Given records ::
::::::::

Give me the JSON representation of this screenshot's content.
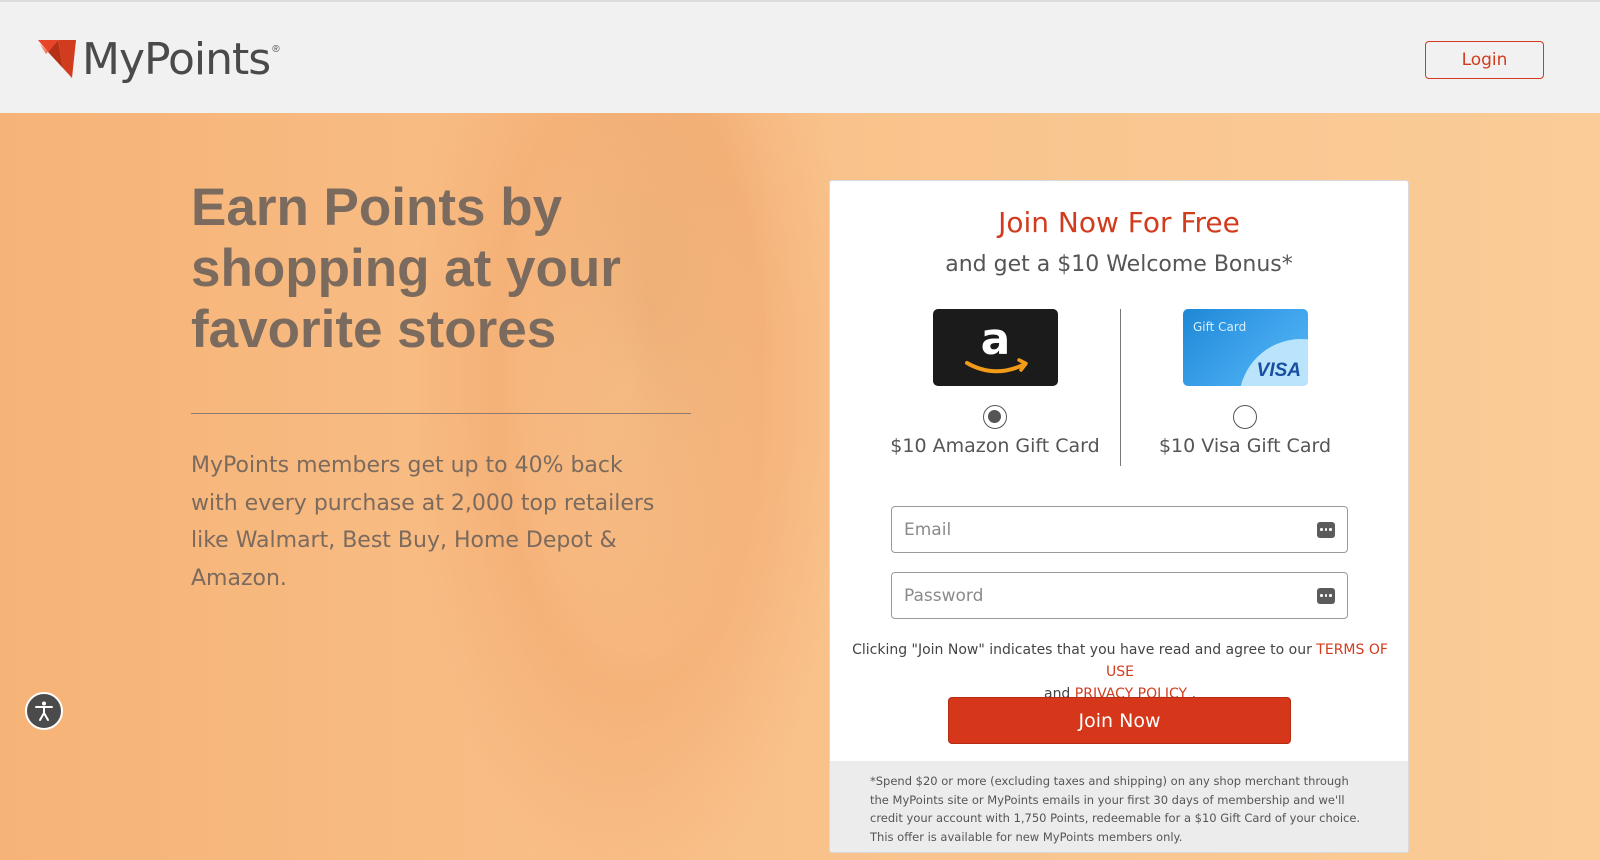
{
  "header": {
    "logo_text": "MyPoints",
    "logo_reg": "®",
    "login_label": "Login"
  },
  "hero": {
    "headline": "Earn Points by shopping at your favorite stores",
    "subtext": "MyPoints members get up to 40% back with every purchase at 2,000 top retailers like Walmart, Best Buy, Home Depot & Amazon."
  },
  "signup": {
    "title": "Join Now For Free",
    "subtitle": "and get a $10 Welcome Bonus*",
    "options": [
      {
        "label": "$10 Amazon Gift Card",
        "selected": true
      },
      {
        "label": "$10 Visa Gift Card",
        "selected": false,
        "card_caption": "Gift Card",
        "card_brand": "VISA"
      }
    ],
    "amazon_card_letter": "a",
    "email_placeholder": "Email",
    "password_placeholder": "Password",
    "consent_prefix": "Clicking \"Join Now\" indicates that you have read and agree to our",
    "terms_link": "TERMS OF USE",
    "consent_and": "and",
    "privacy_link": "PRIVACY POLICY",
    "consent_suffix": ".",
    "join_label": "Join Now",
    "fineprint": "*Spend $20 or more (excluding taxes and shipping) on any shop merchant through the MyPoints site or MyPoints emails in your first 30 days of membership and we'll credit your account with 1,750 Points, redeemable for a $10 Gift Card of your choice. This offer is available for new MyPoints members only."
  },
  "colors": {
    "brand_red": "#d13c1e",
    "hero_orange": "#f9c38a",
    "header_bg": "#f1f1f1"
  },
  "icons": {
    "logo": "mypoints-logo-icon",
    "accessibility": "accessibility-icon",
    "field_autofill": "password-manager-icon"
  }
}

::::::::

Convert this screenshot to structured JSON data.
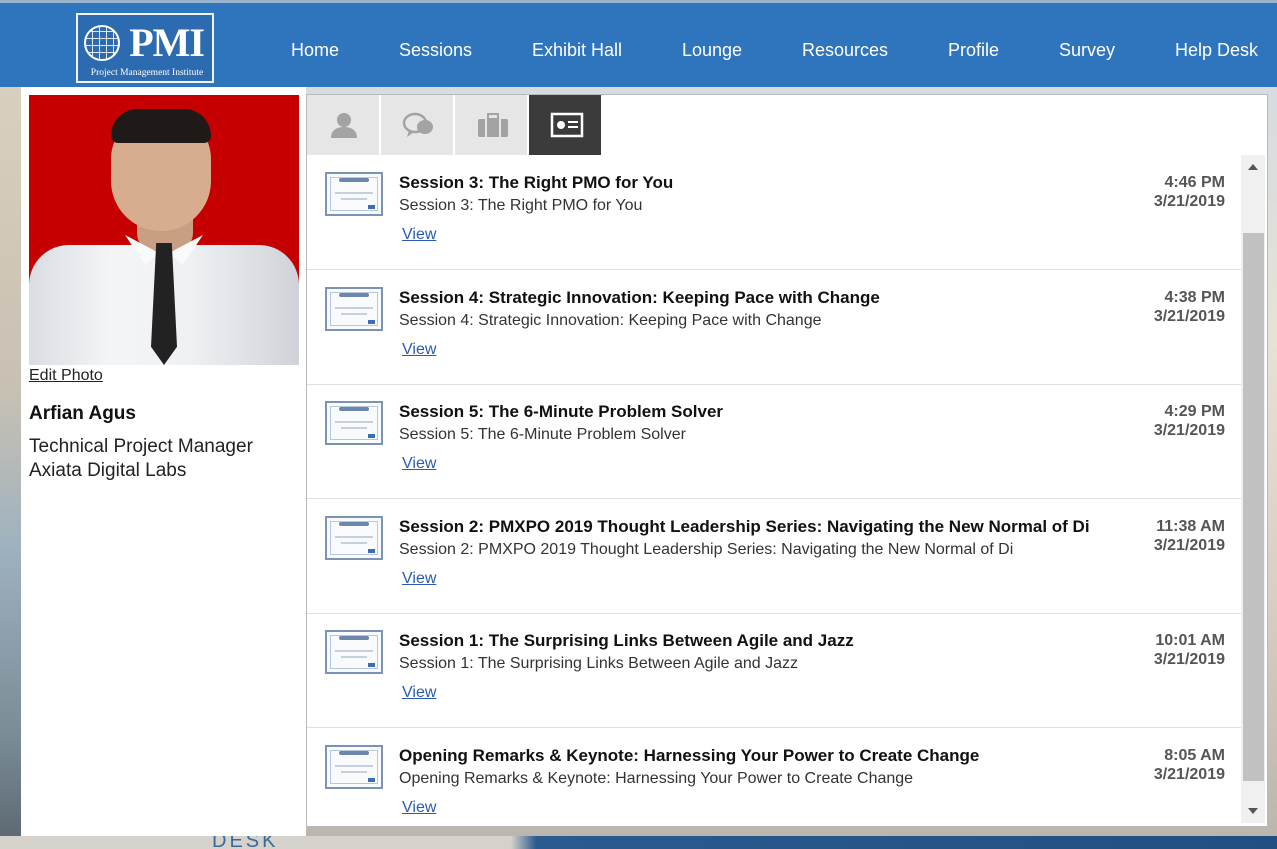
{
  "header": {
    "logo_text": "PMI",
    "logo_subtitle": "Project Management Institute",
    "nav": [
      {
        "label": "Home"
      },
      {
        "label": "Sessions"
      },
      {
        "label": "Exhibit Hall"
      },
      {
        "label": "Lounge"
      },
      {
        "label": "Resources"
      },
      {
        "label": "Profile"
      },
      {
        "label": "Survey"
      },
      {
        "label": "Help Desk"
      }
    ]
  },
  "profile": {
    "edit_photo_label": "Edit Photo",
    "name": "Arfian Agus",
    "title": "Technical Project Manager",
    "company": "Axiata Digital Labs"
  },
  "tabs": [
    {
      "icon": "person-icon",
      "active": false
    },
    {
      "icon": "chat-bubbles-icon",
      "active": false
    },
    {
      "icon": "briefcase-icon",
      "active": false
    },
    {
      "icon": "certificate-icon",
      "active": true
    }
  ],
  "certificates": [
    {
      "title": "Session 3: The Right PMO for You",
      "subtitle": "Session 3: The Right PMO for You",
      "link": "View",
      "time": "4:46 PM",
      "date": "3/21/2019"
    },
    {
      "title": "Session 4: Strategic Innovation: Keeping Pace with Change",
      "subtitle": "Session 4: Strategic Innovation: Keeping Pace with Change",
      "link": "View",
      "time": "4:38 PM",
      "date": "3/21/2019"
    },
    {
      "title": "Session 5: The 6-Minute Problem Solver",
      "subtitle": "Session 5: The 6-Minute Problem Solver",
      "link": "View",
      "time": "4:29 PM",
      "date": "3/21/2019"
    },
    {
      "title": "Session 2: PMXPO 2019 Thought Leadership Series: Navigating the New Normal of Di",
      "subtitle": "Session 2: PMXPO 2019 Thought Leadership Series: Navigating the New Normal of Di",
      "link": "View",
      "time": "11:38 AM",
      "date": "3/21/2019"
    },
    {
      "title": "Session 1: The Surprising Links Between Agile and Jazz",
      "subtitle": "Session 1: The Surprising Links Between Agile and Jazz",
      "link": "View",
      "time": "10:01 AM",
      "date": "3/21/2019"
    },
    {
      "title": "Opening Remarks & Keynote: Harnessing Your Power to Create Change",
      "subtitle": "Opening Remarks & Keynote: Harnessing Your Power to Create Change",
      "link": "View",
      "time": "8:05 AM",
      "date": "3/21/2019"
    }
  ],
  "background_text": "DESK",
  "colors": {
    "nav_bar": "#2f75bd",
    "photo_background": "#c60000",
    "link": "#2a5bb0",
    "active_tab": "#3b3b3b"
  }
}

::::::::

Look through the material above and pick out each line holding the word "Jazz".

      "title": "Session 1: The Surprising Links Between Agile and Jazz",
      "subtitle": "Session 1: The Surprising Links Between Agile and Jazz",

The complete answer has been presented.